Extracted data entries
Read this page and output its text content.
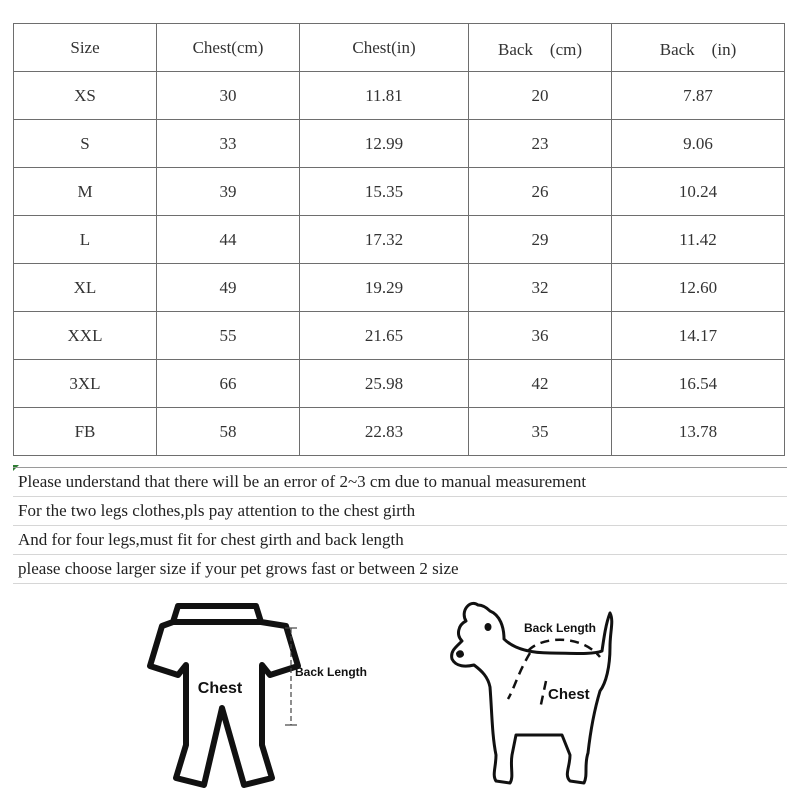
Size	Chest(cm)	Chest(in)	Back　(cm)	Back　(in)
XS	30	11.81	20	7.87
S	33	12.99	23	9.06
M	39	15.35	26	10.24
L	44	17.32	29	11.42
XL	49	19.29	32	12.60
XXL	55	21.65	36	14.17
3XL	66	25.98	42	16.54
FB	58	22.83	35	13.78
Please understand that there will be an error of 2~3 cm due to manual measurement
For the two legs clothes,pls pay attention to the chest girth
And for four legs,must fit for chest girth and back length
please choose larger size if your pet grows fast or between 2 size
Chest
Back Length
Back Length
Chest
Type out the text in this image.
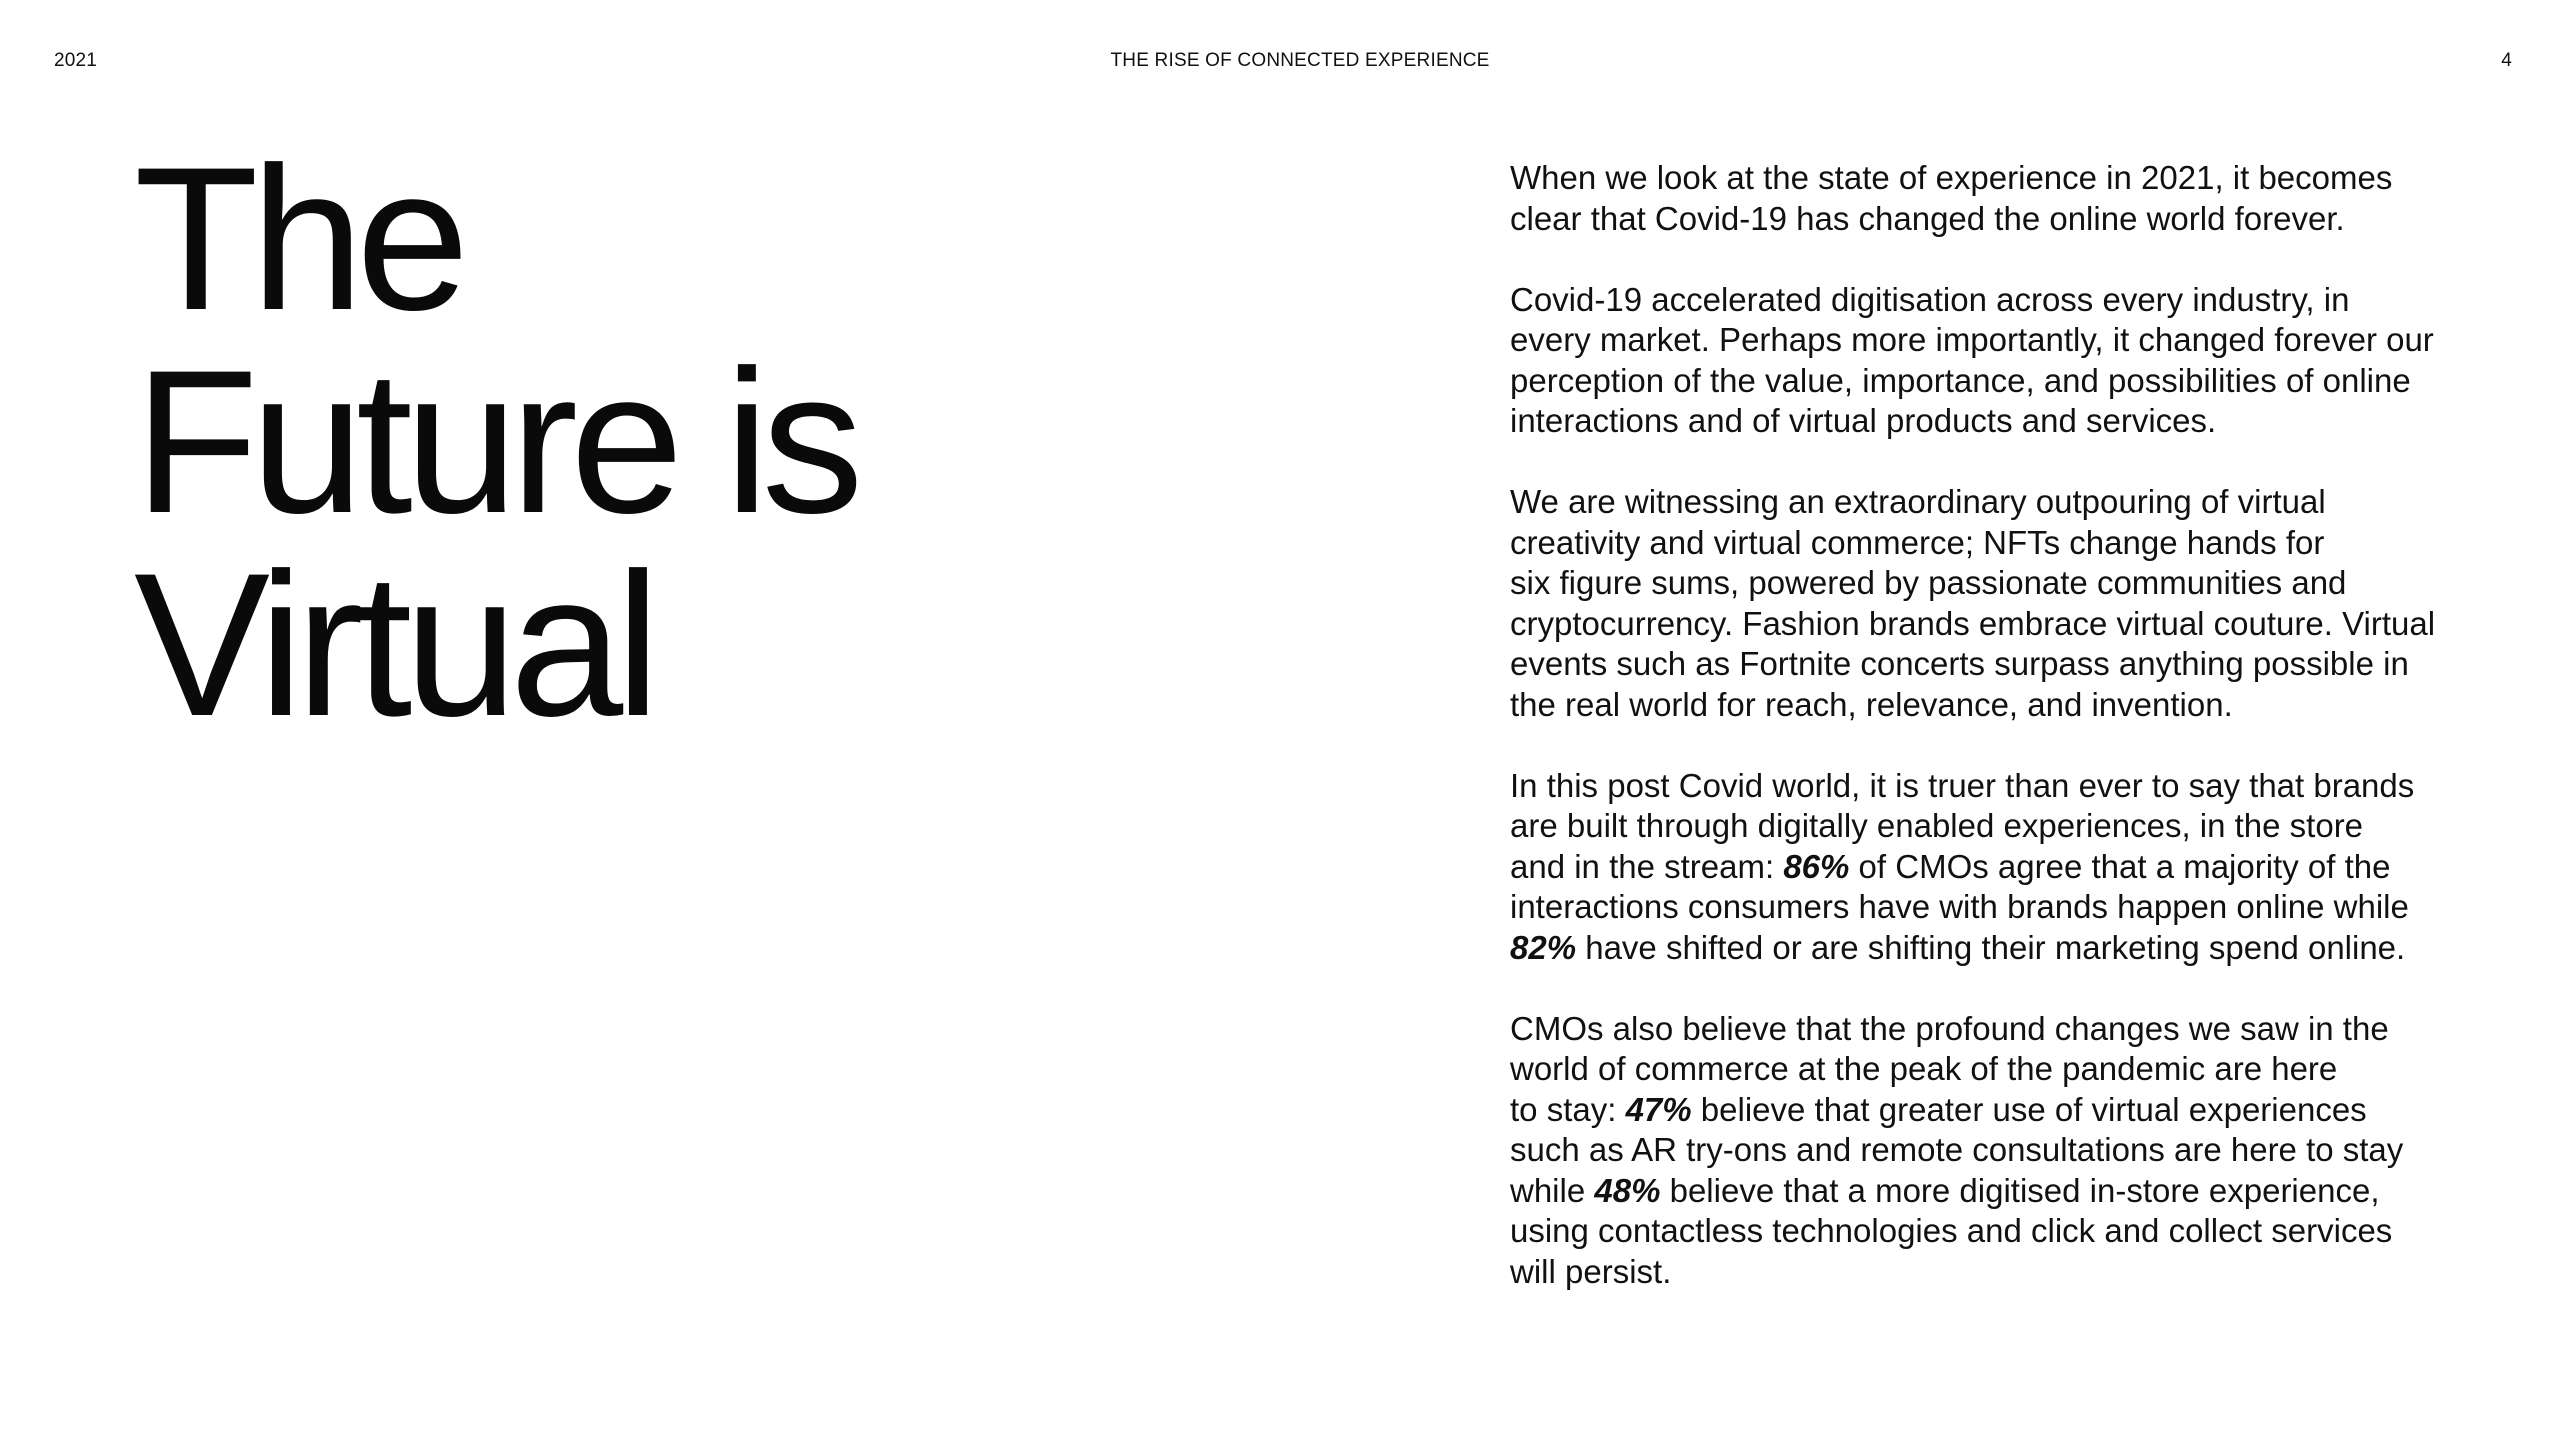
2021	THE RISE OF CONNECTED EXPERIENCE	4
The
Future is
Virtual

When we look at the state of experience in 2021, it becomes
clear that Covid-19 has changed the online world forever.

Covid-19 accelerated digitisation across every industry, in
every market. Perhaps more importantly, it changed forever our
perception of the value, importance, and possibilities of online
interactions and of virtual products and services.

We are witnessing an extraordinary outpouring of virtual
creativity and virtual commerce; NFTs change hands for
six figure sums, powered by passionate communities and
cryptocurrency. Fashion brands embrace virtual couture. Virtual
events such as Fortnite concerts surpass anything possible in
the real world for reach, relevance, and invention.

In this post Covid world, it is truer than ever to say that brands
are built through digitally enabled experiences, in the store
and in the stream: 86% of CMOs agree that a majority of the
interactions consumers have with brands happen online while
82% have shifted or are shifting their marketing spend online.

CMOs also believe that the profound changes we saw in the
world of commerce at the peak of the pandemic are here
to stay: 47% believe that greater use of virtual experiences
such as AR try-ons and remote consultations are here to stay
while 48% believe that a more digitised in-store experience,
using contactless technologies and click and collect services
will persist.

◆ TASK TO CARRY OUT: Each record above is to be restated exactly, with its pictures removed from the copy.

◆ FULL OUTPUT:
Read this page and output its text content.
Size	Chest(cm)	Chest(in)	Back　(cm)	Back　(in)
XS	30	11.81	20	7.87
S	33	12.99	23	9.06
M	39	15.35	26	10.24
L	44	17.32	29	11.42
XL	49	19.29	32	12.60
XXL	55	21.65	36	14.17
3XL	66	25.98	42	16.54
FB	58	22.83	35	13.78
Please understand that there will be an error of 2~3 cm due to manual measurement
For the two legs clothes,pls pay attention to the chest girth
And for four legs,must fit for chest girth and back length
please choose larger size if your pet grows fast or between 2 size
Chest
Back Length
Back Length
Chest
Type out the text in this image.
2021	THE RISE OF CONNECTED EXPERIENCE	4
The
Future is
Virtual

When we look at the state of experience in 2021, it becomes
clear that Covid-19 has changed the online world forever.

Covid-19 accelerated digitisation across every industry, in
every market. Perhaps more importantly, it changed forever our
perception of the value, importance, and possibilities of online
interactions and of virtual products and services.

We are witnessing an extraordinary outpouring of virtual
creativity and virtual commerce; NFTs change hands for
six figure sums, powered by passionate communities and
cryptocurrency. Fashion brands embrace virtual couture. Virtual
events such as Fortnite concerts surpass anything possible in
the real world for reach, relevance, and invention.

In this post Covid world, it is truer than ever to say that brands
are built through digitally enabled experiences, in the store
and in the stream: 86% of CMOs agree that a majority of the
interactions consumers have with brands happen online while
82% have shifted or are shifting their marketing spend online.

CMOs also believe that the profound changes we saw in the
world of commerce at the peak of the pandemic are here
to stay: 47% believe that greater use of virtual experiences
such as AR try-ons and remote consultations are here to stay
while 48% believe that a more digitised in-store experience,
using contactless technologies and click and collect services
will persist.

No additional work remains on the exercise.